◆ GOAL
Restate the entries below word for word, omitting nothing.

[Stored data]
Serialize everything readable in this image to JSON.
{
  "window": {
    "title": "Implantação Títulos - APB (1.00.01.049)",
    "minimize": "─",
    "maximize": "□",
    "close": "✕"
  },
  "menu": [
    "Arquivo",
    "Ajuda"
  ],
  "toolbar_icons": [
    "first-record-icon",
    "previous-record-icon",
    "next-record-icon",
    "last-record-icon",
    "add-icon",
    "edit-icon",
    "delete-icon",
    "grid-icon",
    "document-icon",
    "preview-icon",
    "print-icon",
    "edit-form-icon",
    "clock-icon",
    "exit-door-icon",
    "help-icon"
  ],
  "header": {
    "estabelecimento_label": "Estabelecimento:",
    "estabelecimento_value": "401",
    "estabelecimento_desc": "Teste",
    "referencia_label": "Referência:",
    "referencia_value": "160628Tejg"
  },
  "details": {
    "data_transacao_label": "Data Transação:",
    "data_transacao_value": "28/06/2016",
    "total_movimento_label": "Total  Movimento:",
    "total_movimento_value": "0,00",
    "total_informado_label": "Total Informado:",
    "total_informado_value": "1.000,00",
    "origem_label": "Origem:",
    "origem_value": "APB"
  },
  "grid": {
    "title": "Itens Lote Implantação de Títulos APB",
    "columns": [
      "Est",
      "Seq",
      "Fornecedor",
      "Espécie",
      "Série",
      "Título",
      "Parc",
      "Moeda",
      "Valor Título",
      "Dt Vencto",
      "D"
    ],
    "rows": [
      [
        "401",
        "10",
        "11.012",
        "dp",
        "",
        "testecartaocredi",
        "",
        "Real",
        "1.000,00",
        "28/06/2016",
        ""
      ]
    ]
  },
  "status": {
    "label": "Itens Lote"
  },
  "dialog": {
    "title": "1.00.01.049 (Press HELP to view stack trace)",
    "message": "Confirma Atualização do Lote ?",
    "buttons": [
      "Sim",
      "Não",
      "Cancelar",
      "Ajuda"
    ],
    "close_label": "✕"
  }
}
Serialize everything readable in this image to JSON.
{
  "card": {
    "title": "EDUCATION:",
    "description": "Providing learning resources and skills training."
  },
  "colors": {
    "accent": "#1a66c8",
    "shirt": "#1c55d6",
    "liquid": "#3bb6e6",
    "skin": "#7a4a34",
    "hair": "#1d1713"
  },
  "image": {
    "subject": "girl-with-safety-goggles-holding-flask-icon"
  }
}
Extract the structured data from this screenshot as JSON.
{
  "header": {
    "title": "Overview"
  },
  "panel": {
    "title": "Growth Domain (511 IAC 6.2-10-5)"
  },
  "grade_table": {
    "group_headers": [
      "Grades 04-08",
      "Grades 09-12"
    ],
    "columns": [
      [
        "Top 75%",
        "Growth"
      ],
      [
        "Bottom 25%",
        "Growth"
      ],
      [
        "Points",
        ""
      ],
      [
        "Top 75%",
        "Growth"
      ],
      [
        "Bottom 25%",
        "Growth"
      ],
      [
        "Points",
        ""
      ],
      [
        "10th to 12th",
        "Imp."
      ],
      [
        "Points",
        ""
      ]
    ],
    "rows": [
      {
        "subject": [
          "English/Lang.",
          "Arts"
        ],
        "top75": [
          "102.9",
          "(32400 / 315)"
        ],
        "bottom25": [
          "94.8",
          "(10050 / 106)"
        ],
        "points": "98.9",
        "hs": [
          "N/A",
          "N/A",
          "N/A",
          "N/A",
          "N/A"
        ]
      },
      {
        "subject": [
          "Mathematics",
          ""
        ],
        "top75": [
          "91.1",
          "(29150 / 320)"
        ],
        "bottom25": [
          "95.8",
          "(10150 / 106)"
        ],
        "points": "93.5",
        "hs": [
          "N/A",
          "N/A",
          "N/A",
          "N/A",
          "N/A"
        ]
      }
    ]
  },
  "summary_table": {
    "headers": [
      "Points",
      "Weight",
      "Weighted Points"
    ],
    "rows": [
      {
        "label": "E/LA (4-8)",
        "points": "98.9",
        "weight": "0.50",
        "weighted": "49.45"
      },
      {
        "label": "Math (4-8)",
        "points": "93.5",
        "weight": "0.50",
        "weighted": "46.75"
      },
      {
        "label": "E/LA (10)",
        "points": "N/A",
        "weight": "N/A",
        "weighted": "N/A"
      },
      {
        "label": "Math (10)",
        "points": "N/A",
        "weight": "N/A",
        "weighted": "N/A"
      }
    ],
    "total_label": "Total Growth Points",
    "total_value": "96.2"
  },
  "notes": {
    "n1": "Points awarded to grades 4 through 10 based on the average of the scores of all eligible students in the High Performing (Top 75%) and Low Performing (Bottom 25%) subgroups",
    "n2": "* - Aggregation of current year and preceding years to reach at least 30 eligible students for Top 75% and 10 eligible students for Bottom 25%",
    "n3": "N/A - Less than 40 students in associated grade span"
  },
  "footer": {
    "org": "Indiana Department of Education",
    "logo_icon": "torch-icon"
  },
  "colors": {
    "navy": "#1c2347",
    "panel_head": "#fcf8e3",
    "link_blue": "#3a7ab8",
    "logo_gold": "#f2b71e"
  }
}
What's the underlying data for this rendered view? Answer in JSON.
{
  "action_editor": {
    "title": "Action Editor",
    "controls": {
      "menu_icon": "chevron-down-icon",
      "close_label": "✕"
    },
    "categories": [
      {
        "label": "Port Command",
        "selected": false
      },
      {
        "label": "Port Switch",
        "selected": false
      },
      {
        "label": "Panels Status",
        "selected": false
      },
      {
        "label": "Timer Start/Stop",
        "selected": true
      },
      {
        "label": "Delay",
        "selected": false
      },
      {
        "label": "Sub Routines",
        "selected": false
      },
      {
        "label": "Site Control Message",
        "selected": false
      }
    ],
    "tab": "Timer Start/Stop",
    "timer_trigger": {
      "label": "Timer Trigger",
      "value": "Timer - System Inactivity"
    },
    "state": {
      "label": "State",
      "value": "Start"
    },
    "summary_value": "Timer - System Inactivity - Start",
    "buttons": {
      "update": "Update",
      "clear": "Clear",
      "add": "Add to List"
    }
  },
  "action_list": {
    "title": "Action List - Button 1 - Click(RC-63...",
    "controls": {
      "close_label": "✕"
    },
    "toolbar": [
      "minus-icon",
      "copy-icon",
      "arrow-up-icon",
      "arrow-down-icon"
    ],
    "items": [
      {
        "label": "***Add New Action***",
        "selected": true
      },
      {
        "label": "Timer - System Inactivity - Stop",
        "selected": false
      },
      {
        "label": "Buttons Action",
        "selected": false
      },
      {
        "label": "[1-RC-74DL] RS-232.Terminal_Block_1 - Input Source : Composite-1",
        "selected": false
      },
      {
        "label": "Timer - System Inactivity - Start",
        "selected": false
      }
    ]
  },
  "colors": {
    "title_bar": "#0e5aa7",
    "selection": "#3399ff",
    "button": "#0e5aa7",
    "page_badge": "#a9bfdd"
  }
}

◆ SOLUTION FOR THIS PROBLEM
Serialize everything readable in this image to JSON.
{
  "window": {
    "title": "Implantação Títulos - APB (1.00.01.049)",
    "minimize": "─",
    "maximize": "□",
    "close": "✕"
  },
  "menu": [
    "Arquivo",
    "Ajuda"
  ],
  "toolbar_icons": [
    "first-record-icon",
    "previous-record-icon",
    "next-record-icon",
    "last-record-icon",
    "add-icon",
    "edit-icon",
    "delete-icon",
    "grid-icon",
    "document-icon",
    "preview-icon",
    "print-icon",
    "edit-form-icon",
    "clock-icon",
    "exit-door-icon",
    "help-icon"
  ],
  "header": {
    "estabelecimento_label": "Estabelecimento:",
    "estabelecimento_value": "401",
    "estabelecimento_desc": "Teste",
    "referencia_label": "Referência:",
    "referencia_value": "160628Tejg"
  },
  "details": {
    "data_transacao_label": "Data Transação:",
    "data_transacao_value": "28/06/2016",
    "total_movimento_label": "Total  Movimento:",
    "total_movimento_value": "0,00",
    "total_informado_label": "Total Informado:",
    "total_informado_value": "1.000,00",
    "origem_label": "Origem:",
    "origem_value": "APB"
  },
  "grid": {
    "title": "Itens Lote Implantação de Títulos APB",
    "columns": [
      "Est",
      "Seq",
      "Fornecedor",
      "Espécie",
      "Série",
      "Título",
      "Parc",
      "Moeda",
      "Valor Título",
      "Dt Vencto",
      "D"
    ],
    "rows": [
      [
        "401",
        "10",
        "11.012",
        "dp",
        "",
        "testecartaocredi",
        "",
        "Real",
        "1.000,00",
        "28/06/2016",
        ""
      ]
    ]
  },
  "status": {
    "label": "Itens Lote"
  },
  "dialog": {
    "title": "1.00.01.049 (Press HELP to view stack trace)",
    "message": "Confirma Atualização do Lote ?",
    "buttons": [
      "Sim",
      "Não",
      "Cancelar",
      "Ajuda"
    ],
    "close_label": "✕"
  }
}
Serialize everything readable in this image to JSON.
{
  "card": {
    "title": "EDUCATION:",
    "description": "Providing learning resources and skills training."
  },
  "colors": {
    "accent": "#1a66c8",
    "shirt": "#1c55d6",
    "liquid": "#3bb6e6",
    "skin": "#7a4a34",
    "hair": "#1d1713"
  },
  "image": {
    "subject": "girl-with-safety-goggles-holding-flask-icon"
  }
}
Extract the structured data from this screenshot as JSON.
{
  "header": {
    "title": "Overview"
  },
  "panel": {
    "title": "Growth Domain (511 IAC 6.2-10-5)"
  },
  "grade_table": {
    "group_headers": [
      "Grades 04-08",
      "Grades 09-12"
    ],
    "columns": [
      [
        "Top 75%",
        "Growth"
      ],
      [
        "Bottom 25%",
        "Growth"
      ],
      [
        "Points",
        ""
      ],
      [
        "Top 75%",
        "Growth"
      ],
      [
        "Bottom 25%",
        "Growth"
      ],
      [
        "Points",
        ""
      ],
      [
        "10th to 12th",
        "Imp."
      ],
      [
        "Points",
        ""
      ]
    ],
    "rows": [
      {
        "subject": [
          "English/Lang.",
          "Arts"
        ],
        "top75": [
          "102.9",
          "(32400 / 315)"
        ],
        "bottom25": [
          "94.8",
          "(10050 / 106)"
        ],
        "points": "98.9",
        "hs": [
          "N/A",
          "N/A",
          "N/A",
          "N/A",
          "N/A"
        ]
      },
      {
        "subject": [
          "Mathematics",
          ""
        ],
        "top75": [
          "91.1",
          "(29150 / 320)"
        ],
        "bottom25": [
          "95.8",
          "(10150 / 106)"
        ],
        "points": "93.5",
        "hs": [
          "N/A",
          "N/A",
          "N/A",
          "N/A",
          "N/A"
        ]
      }
    ]
  },
  "summary_table": {
    "headers": [
      "Points",
      "Weight",
      "Weighted Points"
    ],
    "rows": [
      {
        "label": "E/LA (4-8)",
        "points": "98.9",
        "weight": "0.50",
        "weighted": "49.45"
      },
      {
        "label": "Math (4-8)",
        "points": "93.5",
        "weight": "0.50",
        "weighted": "46.75"
      },
      {
        "label": "E/LA (10)",
        "points": "N/A",
        "weight": "N/A",
        "weighted": "N/A"
      },
      {
        "label": "Math (10)",
        "points": "N/A",
        "weight": "N/A",
        "weighted": "N/A"
      }
    ],
    "total_label": "Total Growth Points",
    "total_value": "96.2"
  },
  "notes": {
    "n1": "Points awarded to grades 4 through 10 based on the average of the scores of all eligible students in the High Performing (Top 75%) and Low Performing (Bottom 25%) subgroups",
    "n2": "* - Aggregation of current year and preceding years to reach at least 30 eligible students for Top 75% and 10 eligible students for Bottom 25%",
    "n3": "N/A - Less than 40 students in associated grade span"
  },
  "footer": {
    "org": "Indiana Department of Education",
    "logo_icon": "torch-icon"
  },
  "colors": {
    "navy": "#1c2347",
    "panel_head": "#fcf8e3",
    "link_blue": "#3a7ab8",
    "logo_gold": "#f2b71e"
  }
}
What's the underlying data for this rendered view? Answer in JSON.
{
  "action_editor": {
    "title": "Action Editor",
    "controls": {
      "menu_icon": "chevron-down-icon",
      "close_label": "✕"
    },
    "categories": [
      {
        "label": "Port Command",
        "selected": false
      },
      {
        "label": "Port Switch",
        "selected": false
      },
      {
        "label": "Panels Status",
        "selected": false
      },
      {
        "label": "Timer Start/Stop",
        "selected": true
      },
      {
        "label": "Delay",
        "selected": false
      },
      {
        "label": "Sub Routines",
        "selected": false
      },
      {
        "label": "Site Control Message",
        "selected": false
      }
    ],
    "tab": "Timer Start/Stop",
    "timer_trigger": {
      "label": "Timer Trigger",
      "value": "Timer - System Inactivity"
    },
    "state": {
      "label": "State",
      "value": "Start"
    },
    "summary_value": "Timer - System Inactivity - Start",
    "buttons": {
      "update": "Update",
      "clear": "Clear",
      "add": "Add to List"
    }
  },
  "action_list": {
    "title": "Action List - Button 1 - Click(RC-63...",
    "controls": {
      "close_label": "✕"
    },
    "toolbar": [
      "minus-icon",
      "copy-icon",
      "arrow-up-icon",
      "arrow-down-icon"
    ],
    "items": [
      {
        "label": "***Add New Action***",
        "selected": true
      },
      {
        "label": "Timer - System Inactivity - Stop",
        "selected": false
      },
      {
        "label": "Buttons Action",
        "selected": false
      },
      {
        "label": "[1-RC-74DL] RS-232.Terminal_Block_1 - Input Source : Composite-1",
        "selected": false
      },
      {
        "label": "Timer - System Inactivity - Start",
        "selected": false
      }
    ]
  },
  "colors": {
    "title_bar": "#0e5aa7",
    "selection": "#3399ff",
    "button": "#0e5aa7",
    "page_badge": "#a9bfdd"
  }
}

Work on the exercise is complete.